[Begin Available data]
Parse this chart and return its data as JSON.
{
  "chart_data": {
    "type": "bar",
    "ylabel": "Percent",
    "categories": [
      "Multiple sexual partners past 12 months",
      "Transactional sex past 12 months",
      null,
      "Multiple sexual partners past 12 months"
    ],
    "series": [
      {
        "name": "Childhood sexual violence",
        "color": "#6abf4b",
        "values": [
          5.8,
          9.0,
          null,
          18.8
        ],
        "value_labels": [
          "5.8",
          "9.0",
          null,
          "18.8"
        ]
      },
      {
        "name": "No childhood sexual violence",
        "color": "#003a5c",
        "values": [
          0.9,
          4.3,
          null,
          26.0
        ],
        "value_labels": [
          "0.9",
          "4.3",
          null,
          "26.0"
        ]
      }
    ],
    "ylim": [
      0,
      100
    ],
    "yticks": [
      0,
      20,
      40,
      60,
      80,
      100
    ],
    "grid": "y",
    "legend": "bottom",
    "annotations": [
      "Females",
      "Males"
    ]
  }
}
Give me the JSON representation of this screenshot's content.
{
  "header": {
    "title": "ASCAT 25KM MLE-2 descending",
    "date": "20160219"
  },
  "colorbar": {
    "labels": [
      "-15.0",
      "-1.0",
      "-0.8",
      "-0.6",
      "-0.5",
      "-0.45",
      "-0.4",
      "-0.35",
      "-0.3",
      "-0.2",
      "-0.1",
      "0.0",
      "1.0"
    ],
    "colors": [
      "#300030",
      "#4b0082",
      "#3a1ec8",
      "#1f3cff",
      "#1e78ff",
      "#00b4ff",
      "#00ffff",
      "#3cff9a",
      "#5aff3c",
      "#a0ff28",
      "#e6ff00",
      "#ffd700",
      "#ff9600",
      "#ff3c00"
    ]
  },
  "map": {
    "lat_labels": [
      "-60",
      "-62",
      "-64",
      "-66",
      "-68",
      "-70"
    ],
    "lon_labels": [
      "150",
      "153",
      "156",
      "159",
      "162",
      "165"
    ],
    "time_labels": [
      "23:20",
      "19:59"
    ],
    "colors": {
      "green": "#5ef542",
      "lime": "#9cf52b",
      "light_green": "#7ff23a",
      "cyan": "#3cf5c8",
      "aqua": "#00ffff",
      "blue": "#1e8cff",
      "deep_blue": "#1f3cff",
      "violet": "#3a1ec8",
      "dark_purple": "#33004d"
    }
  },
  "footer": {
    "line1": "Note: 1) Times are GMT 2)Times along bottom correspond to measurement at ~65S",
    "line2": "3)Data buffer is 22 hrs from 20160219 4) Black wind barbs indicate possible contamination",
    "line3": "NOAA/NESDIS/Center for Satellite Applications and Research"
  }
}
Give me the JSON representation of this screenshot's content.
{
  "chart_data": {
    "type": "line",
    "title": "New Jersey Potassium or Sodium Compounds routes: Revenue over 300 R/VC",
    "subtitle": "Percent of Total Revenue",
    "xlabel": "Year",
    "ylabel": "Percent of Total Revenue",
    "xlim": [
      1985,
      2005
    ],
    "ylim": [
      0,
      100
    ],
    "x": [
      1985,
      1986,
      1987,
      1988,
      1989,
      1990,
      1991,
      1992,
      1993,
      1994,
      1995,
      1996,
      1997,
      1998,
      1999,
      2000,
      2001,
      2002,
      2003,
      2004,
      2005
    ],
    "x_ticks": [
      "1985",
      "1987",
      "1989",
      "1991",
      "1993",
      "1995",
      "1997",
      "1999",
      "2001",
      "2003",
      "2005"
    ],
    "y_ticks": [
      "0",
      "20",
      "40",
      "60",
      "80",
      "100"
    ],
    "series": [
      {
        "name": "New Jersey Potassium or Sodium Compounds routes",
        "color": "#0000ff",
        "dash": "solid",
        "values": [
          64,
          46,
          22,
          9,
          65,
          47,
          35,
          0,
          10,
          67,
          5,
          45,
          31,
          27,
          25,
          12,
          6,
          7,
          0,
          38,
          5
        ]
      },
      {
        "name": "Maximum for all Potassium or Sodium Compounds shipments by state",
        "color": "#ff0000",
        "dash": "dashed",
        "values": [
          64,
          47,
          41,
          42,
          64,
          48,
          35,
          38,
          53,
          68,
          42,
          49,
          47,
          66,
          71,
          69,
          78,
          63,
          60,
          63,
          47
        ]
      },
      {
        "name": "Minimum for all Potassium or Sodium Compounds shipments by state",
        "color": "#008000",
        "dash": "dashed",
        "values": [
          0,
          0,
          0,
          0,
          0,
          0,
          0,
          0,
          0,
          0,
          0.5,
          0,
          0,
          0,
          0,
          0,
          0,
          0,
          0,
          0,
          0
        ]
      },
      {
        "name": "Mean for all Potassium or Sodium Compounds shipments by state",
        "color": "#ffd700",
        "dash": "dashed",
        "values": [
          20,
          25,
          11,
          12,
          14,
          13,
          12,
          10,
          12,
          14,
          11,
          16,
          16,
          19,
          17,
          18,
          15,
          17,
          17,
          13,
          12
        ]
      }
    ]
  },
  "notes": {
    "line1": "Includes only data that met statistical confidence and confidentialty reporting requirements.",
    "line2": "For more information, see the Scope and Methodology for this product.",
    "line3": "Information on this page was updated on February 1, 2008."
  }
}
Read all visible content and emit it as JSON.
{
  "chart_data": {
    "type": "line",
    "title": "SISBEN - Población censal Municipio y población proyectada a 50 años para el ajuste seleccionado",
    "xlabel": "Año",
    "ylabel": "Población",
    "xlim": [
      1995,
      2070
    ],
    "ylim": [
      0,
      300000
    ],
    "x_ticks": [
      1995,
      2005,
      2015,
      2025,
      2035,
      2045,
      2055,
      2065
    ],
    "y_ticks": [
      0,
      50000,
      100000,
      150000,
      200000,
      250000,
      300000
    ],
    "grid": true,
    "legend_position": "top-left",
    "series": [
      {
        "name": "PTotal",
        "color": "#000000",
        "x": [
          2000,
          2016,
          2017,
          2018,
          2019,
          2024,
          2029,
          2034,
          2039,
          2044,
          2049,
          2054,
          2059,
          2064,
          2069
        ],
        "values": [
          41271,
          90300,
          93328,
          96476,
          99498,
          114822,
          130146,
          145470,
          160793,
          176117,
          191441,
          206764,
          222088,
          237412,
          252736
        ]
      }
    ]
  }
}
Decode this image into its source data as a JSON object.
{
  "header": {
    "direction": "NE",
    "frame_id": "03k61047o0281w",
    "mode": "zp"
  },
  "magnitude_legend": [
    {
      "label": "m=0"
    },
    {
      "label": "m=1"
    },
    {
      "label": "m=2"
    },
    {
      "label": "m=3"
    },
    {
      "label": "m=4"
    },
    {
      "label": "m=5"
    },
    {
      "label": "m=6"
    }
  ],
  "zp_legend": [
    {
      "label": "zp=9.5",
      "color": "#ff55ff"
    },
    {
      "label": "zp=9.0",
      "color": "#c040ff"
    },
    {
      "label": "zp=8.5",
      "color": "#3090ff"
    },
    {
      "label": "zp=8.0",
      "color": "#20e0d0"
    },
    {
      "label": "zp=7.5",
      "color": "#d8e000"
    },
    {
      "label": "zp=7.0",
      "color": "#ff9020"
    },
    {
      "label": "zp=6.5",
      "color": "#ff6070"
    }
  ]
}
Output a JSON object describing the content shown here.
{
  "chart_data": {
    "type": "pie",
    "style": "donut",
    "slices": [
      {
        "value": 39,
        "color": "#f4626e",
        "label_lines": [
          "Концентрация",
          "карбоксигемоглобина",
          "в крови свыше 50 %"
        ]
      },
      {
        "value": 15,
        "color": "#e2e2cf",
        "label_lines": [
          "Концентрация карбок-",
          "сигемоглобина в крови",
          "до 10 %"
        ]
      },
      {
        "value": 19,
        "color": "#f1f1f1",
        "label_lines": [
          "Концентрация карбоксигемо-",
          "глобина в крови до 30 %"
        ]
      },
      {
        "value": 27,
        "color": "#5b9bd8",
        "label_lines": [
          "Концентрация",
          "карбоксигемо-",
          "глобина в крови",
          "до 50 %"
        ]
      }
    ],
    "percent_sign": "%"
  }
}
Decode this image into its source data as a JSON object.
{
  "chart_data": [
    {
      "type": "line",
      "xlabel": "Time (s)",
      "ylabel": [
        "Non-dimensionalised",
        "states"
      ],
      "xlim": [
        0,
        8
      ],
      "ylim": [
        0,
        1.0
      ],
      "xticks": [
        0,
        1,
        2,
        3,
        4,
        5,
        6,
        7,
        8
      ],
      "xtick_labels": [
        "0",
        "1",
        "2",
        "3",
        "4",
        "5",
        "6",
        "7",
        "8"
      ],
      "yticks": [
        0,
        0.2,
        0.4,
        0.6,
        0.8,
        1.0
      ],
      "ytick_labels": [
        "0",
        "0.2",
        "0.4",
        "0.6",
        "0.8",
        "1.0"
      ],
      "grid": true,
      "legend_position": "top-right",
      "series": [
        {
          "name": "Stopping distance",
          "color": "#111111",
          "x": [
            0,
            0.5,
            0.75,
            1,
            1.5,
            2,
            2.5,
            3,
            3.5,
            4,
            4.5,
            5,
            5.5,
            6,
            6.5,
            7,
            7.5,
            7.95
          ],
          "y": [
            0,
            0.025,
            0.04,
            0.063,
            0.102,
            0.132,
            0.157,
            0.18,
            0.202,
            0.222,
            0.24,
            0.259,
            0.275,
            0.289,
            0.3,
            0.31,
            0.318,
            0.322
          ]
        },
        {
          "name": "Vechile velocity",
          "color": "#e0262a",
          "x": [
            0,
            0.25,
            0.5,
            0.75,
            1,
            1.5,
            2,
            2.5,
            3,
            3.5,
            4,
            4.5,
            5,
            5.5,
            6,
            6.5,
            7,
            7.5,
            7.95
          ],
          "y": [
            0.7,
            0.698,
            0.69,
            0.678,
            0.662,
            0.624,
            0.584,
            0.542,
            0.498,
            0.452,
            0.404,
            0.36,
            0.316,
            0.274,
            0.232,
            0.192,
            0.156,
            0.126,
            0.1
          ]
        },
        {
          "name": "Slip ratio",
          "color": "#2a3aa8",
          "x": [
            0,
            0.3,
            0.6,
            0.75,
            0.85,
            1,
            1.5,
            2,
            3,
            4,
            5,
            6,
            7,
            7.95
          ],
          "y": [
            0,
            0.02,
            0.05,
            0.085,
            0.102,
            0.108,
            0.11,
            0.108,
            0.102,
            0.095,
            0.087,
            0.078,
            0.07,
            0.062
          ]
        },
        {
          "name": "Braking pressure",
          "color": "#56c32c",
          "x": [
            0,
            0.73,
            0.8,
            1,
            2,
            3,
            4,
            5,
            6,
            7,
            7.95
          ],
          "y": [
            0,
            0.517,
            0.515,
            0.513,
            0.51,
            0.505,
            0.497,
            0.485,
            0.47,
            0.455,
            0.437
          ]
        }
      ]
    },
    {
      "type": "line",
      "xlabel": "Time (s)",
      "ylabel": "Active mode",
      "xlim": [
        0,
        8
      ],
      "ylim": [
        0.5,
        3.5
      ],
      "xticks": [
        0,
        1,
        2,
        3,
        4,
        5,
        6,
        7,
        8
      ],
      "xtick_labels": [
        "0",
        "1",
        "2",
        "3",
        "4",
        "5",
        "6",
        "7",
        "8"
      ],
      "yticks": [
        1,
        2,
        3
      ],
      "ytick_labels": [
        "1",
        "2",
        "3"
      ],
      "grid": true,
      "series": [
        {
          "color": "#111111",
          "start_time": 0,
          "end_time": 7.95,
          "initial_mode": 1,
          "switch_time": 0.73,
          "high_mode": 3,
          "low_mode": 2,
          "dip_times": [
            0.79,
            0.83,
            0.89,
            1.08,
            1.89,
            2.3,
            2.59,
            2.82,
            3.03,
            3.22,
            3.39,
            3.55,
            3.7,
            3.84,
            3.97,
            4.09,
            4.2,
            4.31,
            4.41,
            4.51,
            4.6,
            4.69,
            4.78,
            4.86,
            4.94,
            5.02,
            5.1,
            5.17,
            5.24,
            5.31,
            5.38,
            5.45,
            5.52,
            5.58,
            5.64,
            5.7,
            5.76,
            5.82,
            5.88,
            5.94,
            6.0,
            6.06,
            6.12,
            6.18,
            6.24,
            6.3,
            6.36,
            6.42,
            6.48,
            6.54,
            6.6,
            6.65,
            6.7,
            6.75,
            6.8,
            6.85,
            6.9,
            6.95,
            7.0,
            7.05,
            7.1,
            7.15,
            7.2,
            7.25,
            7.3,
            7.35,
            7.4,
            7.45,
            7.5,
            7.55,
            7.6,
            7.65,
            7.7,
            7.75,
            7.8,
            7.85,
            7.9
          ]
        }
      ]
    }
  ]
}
[End Available data]
■ Job: In the entries above, identify each line that includes the string "Revenue", then copy it.

■ Task result:
    "title": "New Jersey Potassium or Sodium Compounds routes: Revenue over 300 R/VC",
    "subtitle": "Percent of Total Revenue",
    "ylabel": "Percent of Total Revenue",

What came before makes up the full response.